*Task statement*
Quote all of the data that follows exactly as written, skipping the images.

─── Data excerpts

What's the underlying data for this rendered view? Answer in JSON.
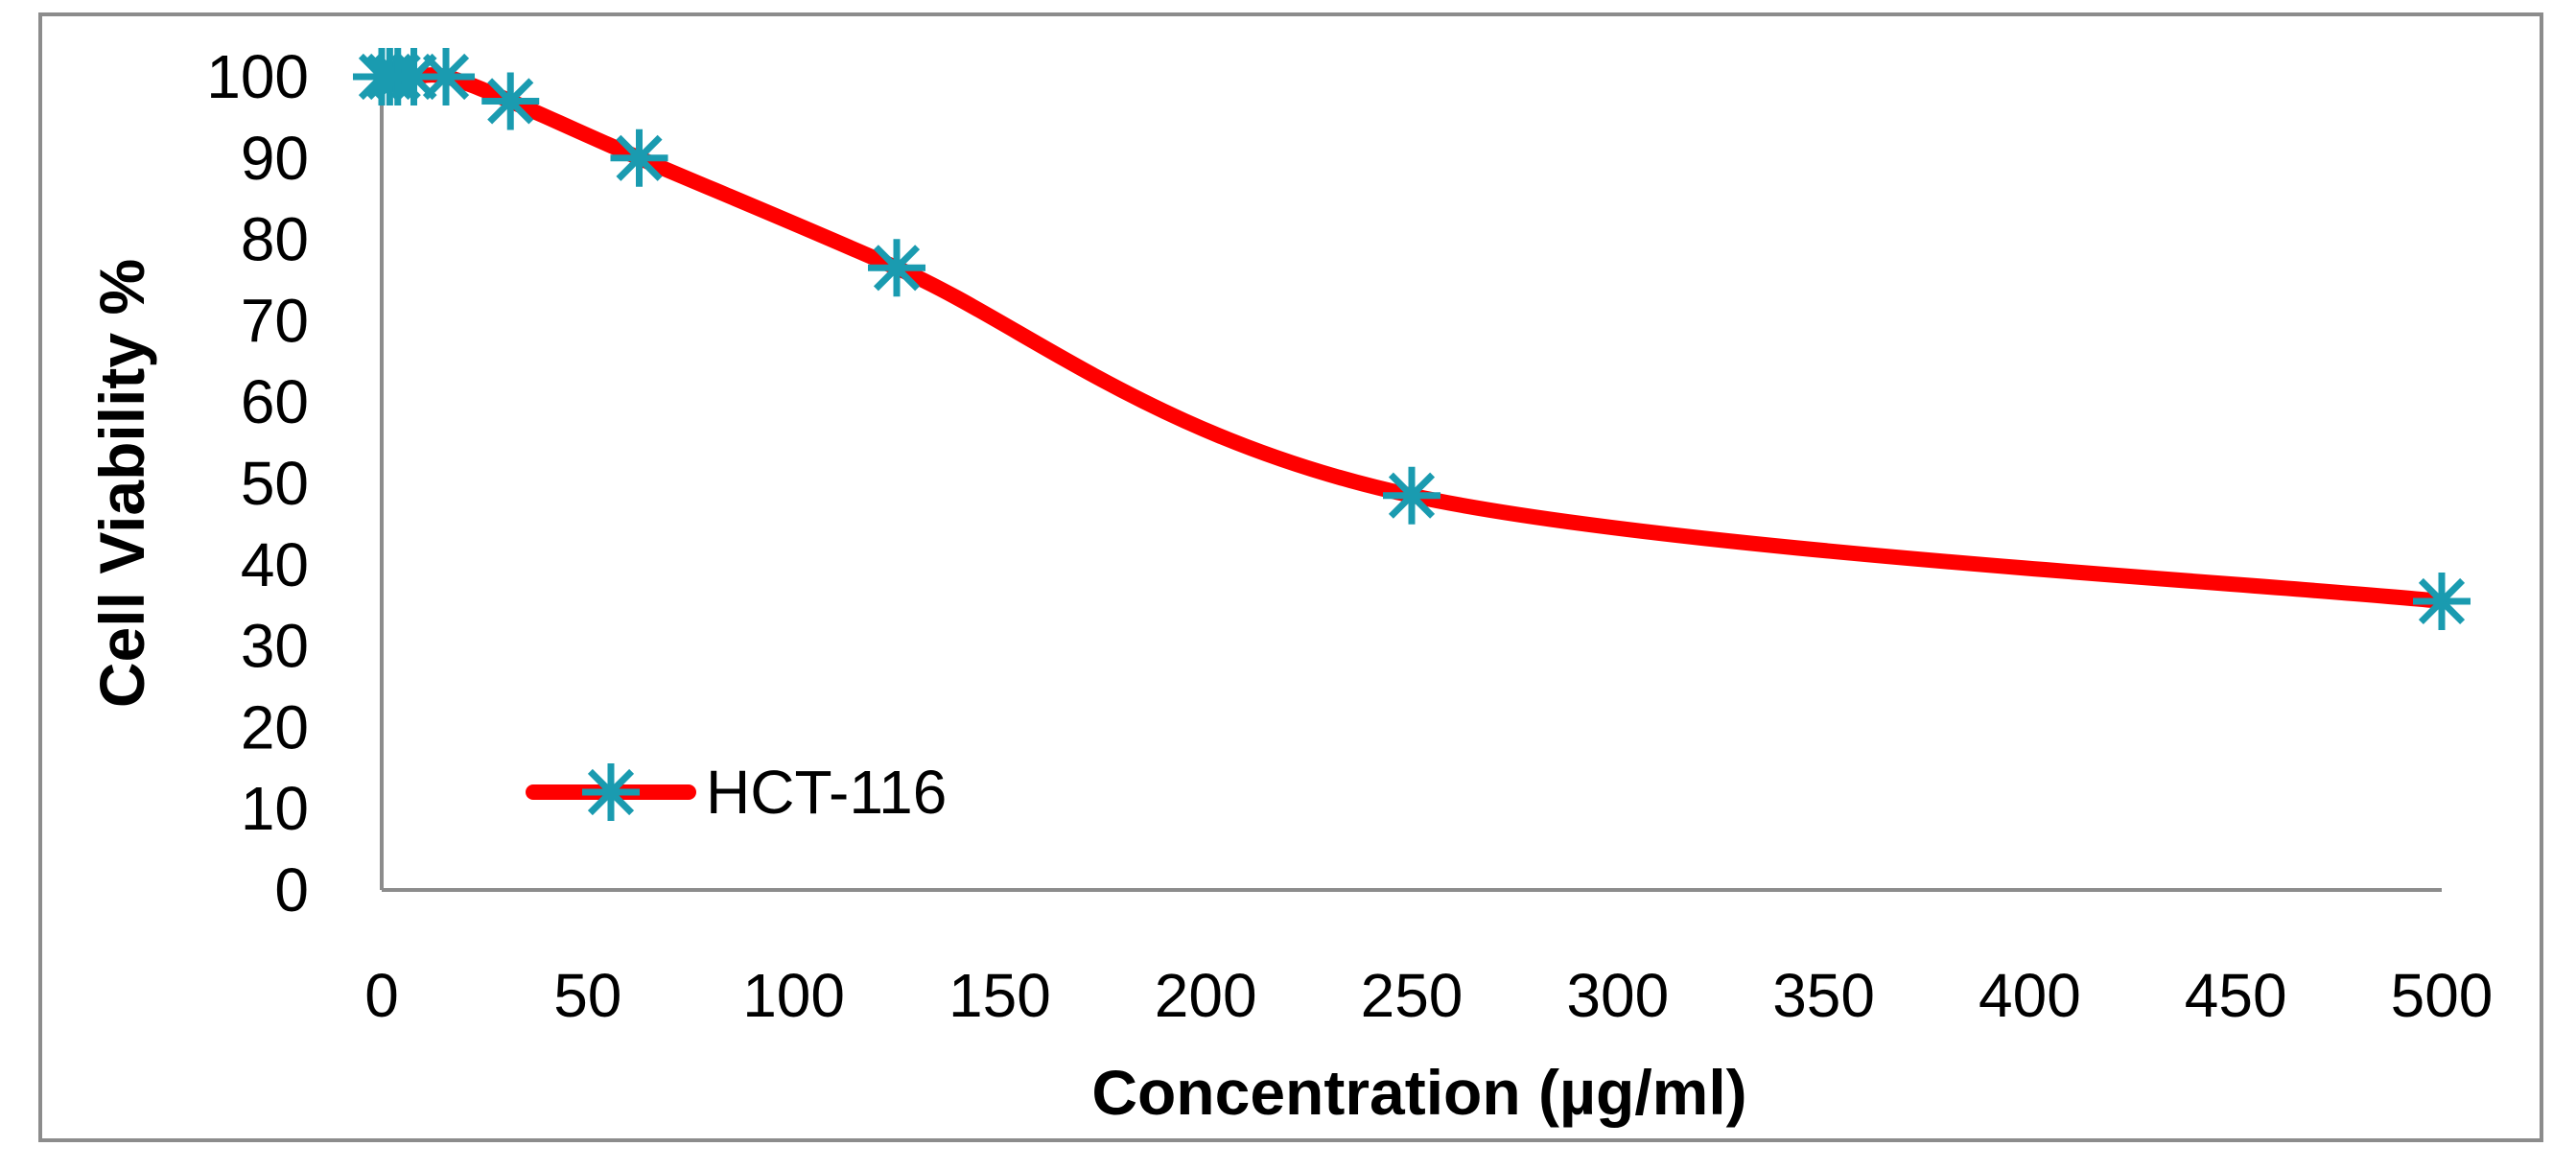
{
  "chart_data": {
    "type": "line",
    "title": "",
    "xlabel": "Concentration (µg/ml)",
    "ylabel": "Cell  Viability  %",
    "xlim": [
      0,
      500
    ],
    "ylim": [
      0,
      100
    ],
    "x_ticks": [
      0,
      50,
      100,
      150,
      200,
      250,
      300,
      350,
      400,
      450,
      500
    ],
    "y_ticks": [
      0,
      10,
      20,
      30,
      40,
      50,
      60,
      70,
      80,
      90,
      100
    ],
    "grid": false,
    "smooth": true,
    "legend_position": "bottom-left",
    "series": [
      {
        "name": "HCT-116",
        "line_color": "#ff0000",
        "marker_color": "#1a9bb0",
        "marker": "asterisk",
        "x": [
          0,
          1.95,
          3.9,
          7.8,
          15.6,
          31.25,
          62.5,
          125,
          250,
          500
        ],
        "y": [
          100,
          100,
          100,
          100,
          100,
          97,
          90,
          76.5,
          48.5,
          35.5
        ]
      }
    ]
  }
}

──────

*Exercise answer*
What's the underlying data for this rendered view? Answer in JSON.
{
  "chart_data": {
    "type": "line",
    "title": "",
    "xlabel": "Concentration (µg/ml)",
    "ylabel": "Cell  Viability  %",
    "xlim": [
      0,
      500
    ],
    "ylim": [
      0,
      100
    ],
    "x_ticks": [
      0,
      50,
      100,
      150,
      200,
      250,
      300,
      350,
      400,
      450,
      500
    ],
    "y_ticks": [
      0,
      10,
      20,
      30,
      40,
      50,
      60,
      70,
      80,
      90,
      100
    ],
    "grid": false,
    "smooth": true,
    "legend_position": "bottom-left",
    "series": [
      {
        "name": "HCT-116",
        "line_color": "#ff0000",
        "marker_color": "#1a9bb0",
        "marker": "asterisk",
        "x": [
          0,
          1.95,
          3.9,
          7.8,
          15.6,
          31.25,
          62.5,
          125,
          250,
          500
        ],
        "y": [
          100,
          100,
          100,
          100,
          100,
          97,
          90,
          76.5,
          48.5,
          35.5
        ]
      }
    ]
  }
}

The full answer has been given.